Qué se pide: En el fragmento sobre el futuro de la humanidad, ¿qué editorial publicó Homo Deus y en qué año?

Fragmento del texto:
━━━━━━━━

Pero los humanos somos libres, o al menos eso dice el relato compartido que hemos construido sobre nosotros mismos en los últimos siglos. Se impone un esfuerzo de razón e imaginación que guíe nuestro destino futuro. O acaso, ¿no somos tan libres y ya navegamos por una poderosa corriente de cambios históricos que nos conducirán inevitablemente a escenarios que escapan a nuestro control? En el pasado, la agricultura, la escritura, los cálculos matemáticos, el pensamiento filosófico, la imprenta, la máquina de vapor, por citar solo algunos ejemplos, han sido poderosos catalizadores de procesos históricos de los que nuestros antepasados no fueron conscientes del todo. Nuestra experiencia anterior acaso corrobore más bien la versión ciega del devenir humano. Sin embargo, los cambios citados ocurrieron durante milenios o siglos. Pero en la actualidad, con un horizonte de unas pocas décadas encontraremos: la inteligencia artificial, la robótica, las técnicas de rejuvenecimiento, o directamente lo que los expertos llaman la amortalidad, la mejora genética, el Internet de las cosas, y un largo etcétera de novedades que irá creciendo cada año que pase. Es seguro que los cambios que se avecinan son muy profundos, pero, como ya ocurrió en el pasado en tantas ocasiones, difíciles siquiera de imaginar a medio o largo plazo.
Un panorama de lo venidero que puede moverse desde una humanidad idílica que ha vencido a la enfermedad -incluso a la muerte-, al hambre y la guerra, hasta una distopía de pesadilla en la que los humanos sucumbamos a nuestras propias creaciones, en la que inteligencias artificiales que superen ampliamente nuestras capacidades de procesamiento de datos, y que definan sus propios objetivos, tomen el poder y nos envíen al cubo de basura de la historia. Ambos proféticos destinos son explorados en el nuevo libro del historiador Yuval Noah Harari, con el significativo título de Homo Deus (Debate, 2016), continuación del que ha sido un superventas mundial Homo Sapiens (Debate, 2014), que trazaba una visión general del pasado de nuestra especie. La lectura del conjunto de ambos ensayos, especialmente el último, produce una sensación de apertura excesiva, casi de vértigo, que según declarada intención del autor obliga a repensar el futuro con una amplitud de miras a la que no estamos acostumbrados. Como el aire que respiramos, necesitamos un conjunto de certezas básicas, que precisamente por su carácter fundamental pasan completamente desapercibidas. ¿Qué ocurre si pensamos en un porvenir en el que cualquier doctrina, ideología, religión o cultura conocida hasta la fecha, que han otorgado sentido a nuestras vidas, quede sobrepasada por una ola vertiginosa de hechos que pueden desmoronarla desde dentro? ¿Un futuro en el que la propia dimensión de lo humano, desde la que actualmente pensamos el futuro, pueda cambiar completamente?
Como muestra un botón, las últimas palabras de Homo Deus (p. 431) son las siguientes:
¿Qué le ocurrirá a la sociedad, a la política y a la vida cotidiana cuando algoritmos no conscientes pero muy inteligentes nos conozcan mejor que nosotros mismos?
¿Sobreviviría la concepción cultural que fundamenta la modernidad, a saber, la que define el Homo sapiens como un individuo único, intrínsecamente valioso, sujeto de derechos y obligaciones inalienables, cuando las decisiones más importantes de nuestra vida sean tomadas por algoritmos no conscientes? Convendría dedicar algún tiempo de reflexión a este inquietante interrogante.

━━━━━━━━

(Registros de una fuente de datos)
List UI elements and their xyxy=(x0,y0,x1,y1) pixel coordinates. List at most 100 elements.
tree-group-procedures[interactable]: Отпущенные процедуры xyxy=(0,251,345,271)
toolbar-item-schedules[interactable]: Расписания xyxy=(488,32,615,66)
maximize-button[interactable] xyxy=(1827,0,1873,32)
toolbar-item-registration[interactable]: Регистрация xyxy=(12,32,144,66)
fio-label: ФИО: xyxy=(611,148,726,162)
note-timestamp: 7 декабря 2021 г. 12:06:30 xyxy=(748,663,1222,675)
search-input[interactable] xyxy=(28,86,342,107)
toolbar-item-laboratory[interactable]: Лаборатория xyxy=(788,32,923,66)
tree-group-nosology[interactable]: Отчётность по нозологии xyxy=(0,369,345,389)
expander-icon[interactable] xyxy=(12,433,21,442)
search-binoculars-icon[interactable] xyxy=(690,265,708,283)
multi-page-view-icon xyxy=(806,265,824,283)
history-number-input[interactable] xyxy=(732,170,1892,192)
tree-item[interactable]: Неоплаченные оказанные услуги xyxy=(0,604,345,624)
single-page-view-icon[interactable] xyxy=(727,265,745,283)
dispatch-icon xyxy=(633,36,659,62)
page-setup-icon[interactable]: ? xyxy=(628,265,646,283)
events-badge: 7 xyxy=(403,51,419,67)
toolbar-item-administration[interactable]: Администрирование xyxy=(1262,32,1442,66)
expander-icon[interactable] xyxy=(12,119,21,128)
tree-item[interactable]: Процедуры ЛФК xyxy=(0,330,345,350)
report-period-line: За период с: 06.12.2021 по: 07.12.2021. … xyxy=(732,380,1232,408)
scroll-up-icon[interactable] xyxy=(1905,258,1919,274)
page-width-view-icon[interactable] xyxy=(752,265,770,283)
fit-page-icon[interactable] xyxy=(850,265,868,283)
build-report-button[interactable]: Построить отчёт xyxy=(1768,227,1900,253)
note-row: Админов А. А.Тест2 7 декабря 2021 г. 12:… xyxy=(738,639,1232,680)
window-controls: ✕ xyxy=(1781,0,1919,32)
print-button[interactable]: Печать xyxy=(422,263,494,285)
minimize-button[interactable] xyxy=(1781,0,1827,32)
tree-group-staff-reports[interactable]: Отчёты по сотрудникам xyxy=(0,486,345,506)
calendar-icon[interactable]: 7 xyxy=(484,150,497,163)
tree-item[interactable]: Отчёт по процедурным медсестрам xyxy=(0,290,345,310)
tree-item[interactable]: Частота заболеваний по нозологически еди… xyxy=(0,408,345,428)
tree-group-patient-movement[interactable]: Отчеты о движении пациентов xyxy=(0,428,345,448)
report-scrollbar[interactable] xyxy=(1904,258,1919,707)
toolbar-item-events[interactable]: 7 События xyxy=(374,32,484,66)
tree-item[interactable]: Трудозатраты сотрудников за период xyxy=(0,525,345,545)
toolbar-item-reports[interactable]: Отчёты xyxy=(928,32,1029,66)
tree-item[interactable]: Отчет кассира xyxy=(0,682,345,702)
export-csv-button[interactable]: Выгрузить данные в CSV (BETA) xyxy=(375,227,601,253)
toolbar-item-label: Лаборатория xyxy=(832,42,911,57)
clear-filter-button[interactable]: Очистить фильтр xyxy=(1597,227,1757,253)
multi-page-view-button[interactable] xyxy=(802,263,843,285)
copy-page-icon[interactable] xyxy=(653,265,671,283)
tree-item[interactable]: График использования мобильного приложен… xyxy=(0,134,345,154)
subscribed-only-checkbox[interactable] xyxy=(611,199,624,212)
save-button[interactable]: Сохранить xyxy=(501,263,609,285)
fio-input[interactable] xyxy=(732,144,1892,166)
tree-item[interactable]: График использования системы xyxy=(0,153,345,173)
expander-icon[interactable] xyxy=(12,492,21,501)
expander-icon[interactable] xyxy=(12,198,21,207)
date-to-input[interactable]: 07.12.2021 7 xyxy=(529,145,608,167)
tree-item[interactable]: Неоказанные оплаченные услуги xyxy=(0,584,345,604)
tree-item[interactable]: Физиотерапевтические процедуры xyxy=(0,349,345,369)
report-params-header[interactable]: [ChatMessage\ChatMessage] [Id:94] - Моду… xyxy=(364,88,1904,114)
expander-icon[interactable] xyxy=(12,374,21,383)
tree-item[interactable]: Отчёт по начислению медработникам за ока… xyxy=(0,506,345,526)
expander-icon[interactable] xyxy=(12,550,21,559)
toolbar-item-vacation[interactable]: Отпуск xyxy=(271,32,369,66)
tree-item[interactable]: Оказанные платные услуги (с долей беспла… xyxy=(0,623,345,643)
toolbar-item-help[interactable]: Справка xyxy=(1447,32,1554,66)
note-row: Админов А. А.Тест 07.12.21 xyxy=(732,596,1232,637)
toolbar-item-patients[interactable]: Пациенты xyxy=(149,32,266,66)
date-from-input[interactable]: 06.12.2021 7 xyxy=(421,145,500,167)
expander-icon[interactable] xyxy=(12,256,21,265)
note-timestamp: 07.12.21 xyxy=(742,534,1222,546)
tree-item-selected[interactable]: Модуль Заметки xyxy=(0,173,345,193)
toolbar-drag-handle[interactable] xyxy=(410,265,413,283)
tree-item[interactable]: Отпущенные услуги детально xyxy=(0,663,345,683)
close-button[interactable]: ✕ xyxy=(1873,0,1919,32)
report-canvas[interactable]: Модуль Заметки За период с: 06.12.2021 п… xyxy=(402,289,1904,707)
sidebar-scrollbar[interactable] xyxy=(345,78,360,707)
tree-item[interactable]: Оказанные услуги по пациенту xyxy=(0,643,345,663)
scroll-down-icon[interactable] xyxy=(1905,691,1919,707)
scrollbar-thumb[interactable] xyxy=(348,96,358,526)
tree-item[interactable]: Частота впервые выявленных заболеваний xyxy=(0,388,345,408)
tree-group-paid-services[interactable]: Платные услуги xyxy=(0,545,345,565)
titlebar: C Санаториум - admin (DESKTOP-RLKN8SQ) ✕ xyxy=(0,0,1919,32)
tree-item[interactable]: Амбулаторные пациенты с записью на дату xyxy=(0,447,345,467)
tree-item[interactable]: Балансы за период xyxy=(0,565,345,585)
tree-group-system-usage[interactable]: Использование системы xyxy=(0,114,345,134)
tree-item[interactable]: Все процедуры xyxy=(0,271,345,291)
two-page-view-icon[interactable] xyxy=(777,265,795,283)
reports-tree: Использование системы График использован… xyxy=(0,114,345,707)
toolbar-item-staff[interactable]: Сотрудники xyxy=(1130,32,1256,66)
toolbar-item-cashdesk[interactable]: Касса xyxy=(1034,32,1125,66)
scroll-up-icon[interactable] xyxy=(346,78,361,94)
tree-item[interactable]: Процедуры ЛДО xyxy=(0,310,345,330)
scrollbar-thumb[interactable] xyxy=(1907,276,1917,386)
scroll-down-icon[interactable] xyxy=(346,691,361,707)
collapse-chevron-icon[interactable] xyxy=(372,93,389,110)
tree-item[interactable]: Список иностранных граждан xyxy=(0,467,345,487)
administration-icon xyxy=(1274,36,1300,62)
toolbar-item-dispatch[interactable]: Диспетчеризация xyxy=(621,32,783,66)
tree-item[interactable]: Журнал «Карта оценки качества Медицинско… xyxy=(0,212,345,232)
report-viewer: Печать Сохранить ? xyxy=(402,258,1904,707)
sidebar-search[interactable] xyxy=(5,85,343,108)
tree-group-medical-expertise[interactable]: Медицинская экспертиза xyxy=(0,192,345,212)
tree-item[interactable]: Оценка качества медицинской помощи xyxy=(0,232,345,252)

━━━━━━━━

Respuesta: Debate, en 2016.